Figure collection entries
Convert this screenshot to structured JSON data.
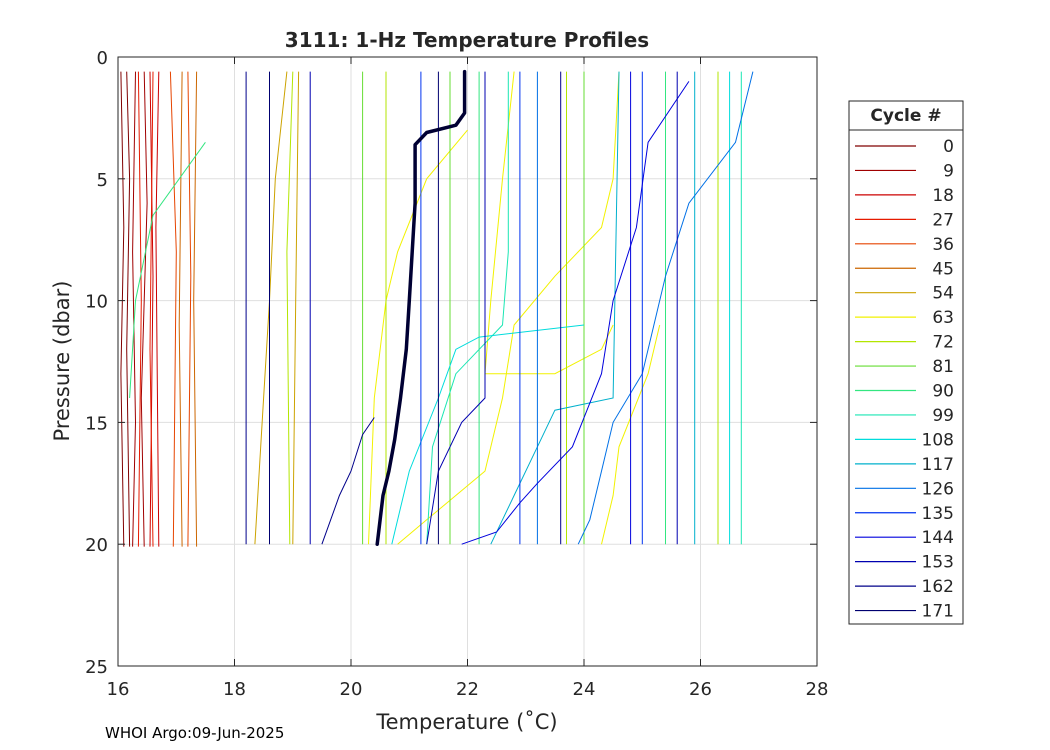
{
  "footer": "WHOI Argo:09-Jun-2025",
  "chart_data": {
    "type": "line",
    "title": "3111: 1-Hz Temperature Profiles",
    "xlabel": "Temperature (˚C)",
    "ylabel": "Pressure (dbar)",
    "xlim": [
      16,
      28
    ],
    "ylim": [
      0,
      25
    ],
    "y_reversed": true,
    "xticks": [
      "16",
      "18",
      "20",
      "22",
      "24",
      "26",
      "28"
    ],
    "yticks": [
      "0",
      "5",
      "10",
      "15",
      "20",
      "25"
    ],
    "grid": true,
    "legend": {
      "title": "Cycle #",
      "placement": "right-outside",
      "entries": [
        {
          "label": "0",
          "color": "#800000"
        },
        {
          "label": "9",
          "color": "#a00000"
        },
        {
          "label": "18",
          "color": "#cc0000"
        },
        {
          "label": "27",
          "color": "#e61a00"
        },
        {
          "label": "36",
          "color": "#e64400"
        },
        {
          "label": "45",
          "color": "#cc6600"
        },
        {
          "label": "54",
          "color": "#cca300"
        },
        {
          "label": "63",
          "color": "#f2f200"
        },
        {
          "label": "72",
          "color": "#b3e600"
        },
        {
          "label": "81",
          "color": "#66dd33"
        },
        {
          "label": "90",
          "color": "#33e680"
        },
        {
          "label": "99",
          "color": "#1ae6b3"
        },
        {
          "label": "108",
          "color": "#00dcdc"
        },
        {
          "label": "117",
          "color": "#00b0cc"
        },
        {
          "label": "126",
          "color": "#0070e6"
        },
        {
          "label": "135",
          "color": "#0033f0"
        },
        {
          "label": "144",
          "color": "#0000dd"
        },
        {
          "label": "153",
          "color": "#0000b0"
        },
        {
          "label": "162",
          "color": "#00008a"
        },
        {
          "label": "171",
          "color": "#000070"
        }
      ]
    },
    "highlight_profile": {
      "color": "#000033",
      "points": [
        [
          21.95,
          0.6
        ],
        [
          21.95,
          2.3
        ],
        [
          21.8,
          2.8
        ],
        [
          21.3,
          3.1
        ],
        [
          21.1,
          3.6
        ],
        [
          21.1,
          6
        ],
        [
          21.05,
          8
        ],
        [
          21.0,
          10
        ],
        [
          20.95,
          12
        ],
        [
          20.85,
          14
        ],
        [
          20.75,
          15.7
        ],
        [
          20.65,
          17
        ],
        [
          20.55,
          18
        ],
        [
          20.45,
          20
        ]
      ]
    },
    "series": [
      {
        "color": "#800000",
        "points": [
          [
            16.05,
            0.6
          ],
          [
            16.1,
            7
          ],
          [
            16.05,
            13
          ],
          [
            16.1,
            20.1
          ]
        ]
      },
      {
        "color": "#800000",
        "points": [
          [
            16.15,
            0.6
          ],
          [
            16.2,
            5
          ],
          [
            16.15,
            12
          ],
          [
            16.2,
            20.1
          ]
        ]
      },
      {
        "color": "#a00000",
        "points": [
          [
            16.3,
            0.6
          ],
          [
            16.25,
            8
          ],
          [
            16.3,
            15
          ],
          [
            16.25,
            20.1
          ]
        ]
      },
      {
        "color": "#a00000",
        "points": [
          [
            16.45,
            0.6
          ],
          [
            16.5,
            6
          ],
          [
            16.4,
            14
          ],
          [
            16.45,
            20.1
          ]
        ]
      },
      {
        "color": "#cc0000",
        "points": [
          [
            16.55,
            0.6
          ],
          [
            16.6,
            9
          ],
          [
            16.55,
            20.1
          ]
        ]
      },
      {
        "color": "#cc0000",
        "points": [
          [
            16.7,
            0.6
          ],
          [
            16.65,
            7
          ],
          [
            16.7,
            20.1
          ]
        ]
      },
      {
        "color": "#e61a00",
        "points": [
          [
            16.35,
            0.6
          ],
          [
            16.4,
            10
          ],
          [
            16.35,
            20.1
          ]
        ]
      },
      {
        "color": "#e61a00",
        "points": [
          [
            16.6,
            0.6
          ],
          [
            16.55,
            12
          ],
          [
            16.6,
            20.1
          ]
        ]
      },
      {
        "color": "#e64400",
        "points": [
          [
            16.9,
            0.6
          ],
          [
            17.0,
            8
          ],
          [
            16.95,
            20.1
          ]
        ]
      },
      {
        "color": "#e64400",
        "points": [
          [
            17.2,
            0.6
          ],
          [
            17.25,
            9
          ],
          [
            17.2,
            20.1
          ]
        ]
      },
      {
        "color": "#cc6600",
        "points": [
          [
            17.35,
            0.6
          ],
          [
            17.3,
            10
          ],
          [
            17.35,
            20.1
          ]
        ]
      },
      {
        "color": "#cc6600",
        "points": [
          [
            17.1,
            0.6
          ],
          [
            17.05,
            11
          ],
          [
            17.1,
            20.1
          ]
        ]
      },
      {
        "color": "#cca300",
        "points": [
          [
            18.9,
            0.6
          ],
          [
            18.7,
            5
          ],
          [
            18.6,
            10
          ],
          [
            18.5,
            14
          ],
          [
            18.35,
            20
          ]
        ]
      },
      {
        "color": "#cca300",
        "points": [
          [
            19.1,
            0.6
          ],
          [
            19.05,
            10
          ],
          [
            19.0,
            20
          ]
        ]
      },
      {
        "color": "#f2f200",
        "points": [
          [
            22.0,
            3
          ],
          [
            21.3,
            5
          ],
          [
            20.8,
            8
          ],
          [
            20.6,
            10
          ],
          [
            20.4,
            14
          ],
          [
            20.3,
            20
          ]
        ]
      },
      {
        "color": "#f2f200",
        "points": [
          [
            22.8,
            0.6
          ],
          [
            22.6,
            5
          ],
          [
            22.4,
            10
          ],
          [
            22.3,
            13
          ],
          [
            23.5,
            13
          ],
          [
            24.3,
            12
          ],
          [
            24.5,
            11
          ]
        ]
      },
      {
        "color": "#f2f200",
        "points": [
          [
            24.6,
            0.6
          ],
          [
            24.5,
            5
          ],
          [
            24.3,
            7
          ],
          [
            23.5,
            9
          ],
          [
            22.8,
            11
          ],
          [
            22.6,
            14
          ],
          [
            22.3,
            17
          ],
          [
            21.3,
            19
          ],
          [
            20.8,
            20
          ]
        ]
      },
      {
        "color": "#f2f200",
        "points": [
          [
            25.3,
            11
          ],
          [
            25.1,
            13
          ],
          [
            24.6,
            16
          ],
          [
            24.5,
            18
          ],
          [
            24.3,
            20
          ]
        ]
      },
      {
        "color": "#b3e600",
        "points": [
          [
            19.0,
            0.6
          ],
          [
            18.9,
            8
          ],
          [
            18.95,
            20
          ]
        ]
      },
      {
        "color": "#b3e600",
        "points": [
          [
            20.6,
            0.6
          ],
          [
            20.6,
            20
          ]
        ]
      },
      {
        "color": "#b3e600",
        "points": [
          [
            23.7,
            0.6
          ],
          [
            23.7,
            20
          ]
        ]
      },
      {
        "color": "#b3e600",
        "points": [
          [
            26.3,
            0.6
          ],
          [
            26.3,
            20
          ]
        ]
      },
      {
        "color": "#66dd33",
        "points": [
          [
            20.2,
            0.6
          ],
          [
            20.2,
            20
          ]
        ]
      },
      {
        "color": "#66dd33",
        "points": [
          [
            21.7,
            0.6
          ],
          [
            21.7,
            20
          ]
        ]
      },
      {
        "color": "#66dd33",
        "points": [
          [
            24.0,
            0.6
          ],
          [
            24.0,
            20
          ]
        ]
      },
      {
        "color": "#33e680",
        "points": [
          [
            17.5,
            3.5
          ],
          [
            16.6,
            6.5
          ],
          [
            16.3,
            10
          ],
          [
            16.2,
            14
          ]
        ]
      },
      {
        "color": "#33e680",
        "points": [
          [
            22.2,
            0.6
          ],
          [
            22.2,
            20
          ]
        ]
      },
      {
        "color": "#33e680",
        "points": [
          [
            25.4,
            0.6
          ],
          [
            25.4,
            20
          ]
        ]
      },
      {
        "color": "#1ae6b3",
        "points": [
          [
            22.7,
            0.6
          ],
          [
            22.7,
            8
          ],
          [
            22.6,
            11
          ],
          [
            21.8,
            13
          ],
          [
            21.4,
            16
          ],
          [
            21.3,
            20
          ]
        ]
      },
      {
        "color": "#1ae6b3",
        "points": [
          [
            26.7,
            0.6
          ],
          [
            26.7,
            20
          ]
        ]
      },
      {
        "color": "#00dcdc",
        "points": [
          [
            24.0,
            11
          ],
          [
            22.2,
            11.5
          ],
          [
            21.8,
            12
          ],
          [
            21.5,
            14
          ],
          [
            21.0,
            17
          ],
          [
            20.7,
            20
          ]
        ]
      },
      {
        "color": "#00dcdc",
        "points": [
          [
            26.5,
            0.6
          ],
          [
            26.5,
            20
          ]
        ]
      },
      {
        "color": "#00b0cc",
        "points": [
          [
            24.6,
            0.6
          ],
          [
            24.5,
            14
          ],
          [
            23.5,
            14.5
          ],
          [
            23.2,
            16
          ],
          [
            22.8,
            18
          ],
          [
            22.4,
            20
          ]
        ]
      },
      {
        "color": "#00b0cc",
        "points": [
          [
            25.9,
            0.6
          ],
          [
            25.9,
            20
          ]
        ]
      },
      {
        "color": "#0070e6",
        "points": [
          [
            26.9,
            0.6
          ],
          [
            26.6,
            3.5
          ],
          [
            25.8,
            6
          ],
          [
            25.4,
            9
          ],
          [
            25.2,
            11
          ],
          [
            25.0,
            13
          ],
          [
            24.5,
            15
          ],
          [
            24.3,
            17
          ],
          [
            24.1,
            19
          ],
          [
            23.9,
            20
          ]
        ]
      },
      {
        "color": "#0070e6",
        "points": [
          [
            23.2,
            0.6
          ],
          [
            23.2,
            20
          ]
        ]
      },
      {
        "color": "#0033f0",
        "points": [
          [
            21.2,
            0.6
          ],
          [
            21.2,
            20
          ]
        ]
      },
      {
        "color": "#0033f0",
        "points": [
          [
            22.9,
            0.6
          ],
          [
            22.9,
            20
          ]
        ]
      },
      {
        "color": "#0033f0",
        "points": [
          [
            25.0,
            0.6
          ],
          [
            25.0,
            20
          ]
        ]
      },
      {
        "color": "#0000dd",
        "points": [
          [
            25.8,
            1
          ],
          [
            25.1,
            3.5
          ],
          [
            24.9,
            7
          ],
          [
            24.5,
            10
          ],
          [
            24.3,
            13
          ],
          [
            23.8,
            16
          ],
          [
            23.2,
            17.5
          ],
          [
            22.9,
            18.3
          ],
          [
            22.5,
            19.5
          ],
          [
            21.9,
            20
          ]
        ]
      },
      {
        "color": "#0000dd",
        "points": [
          [
            24.8,
            0.6
          ],
          [
            24.8,
            20
          ]
        ]
      },
      {
        "color": "#0000b0",
        "points": [
          [
            19.3,
            0.6
          ],
          [
            19.3,
            20
          ]
        ]
      },
      {
        "color": "#0000b0",
        "points": [
          [
            22.3,
            0.6
          ],
          [
            22.3,
            14
          ],
          [
            21.9,
            15
          ],
          [
            21.5,
            17
          ],
          [
            21.3,
            20
          ]
        ]
      },
      {
        "color": "#0000b0",
        "points": [
          [
            25.6,
            0.6
          ],
          [
            25.6,
            20
          ]
        ]
      },
      {
        "color": "#00008a",
        "points": [
          [
            18.2,
            0.6
          ],
          [
            18.2,
            20
          ]
        ]
      },
      {
        "color": "#00008a",
        "points": [
          [
            20.4,
            14.8
          ],
          [
            20.2,
            15.5
          ],
          [
            20.0,
            17
          ],
          [
            19.8,
            18
          ],
          [
            19.5,
            20
          ]
        ]
      },
      {
        "color": "#00008a",
        "points": [
          [
            23.6,
            0.6
          ],
          [
            23.6,
            20
          ]
        ]
      },
      {
        "color": "#000070",
        "points": [
          [
            18.6,
            0.6
          ],
          [
            18.6,
            20
          ]
        ]
      },
      {
        "color": "#000070",
        "points": [
          [
            21.5,
            0.6
          ],
          [
            21.5,
            20
          ]
        ]
      }
    ]
  }
}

§ What you need to do
Look through the material and copy each line that has "Temperature".

§ Result below
    "title": "3111: 1-Hz Temperature Profiles",
    "xlabel": "Temperature (˚C)",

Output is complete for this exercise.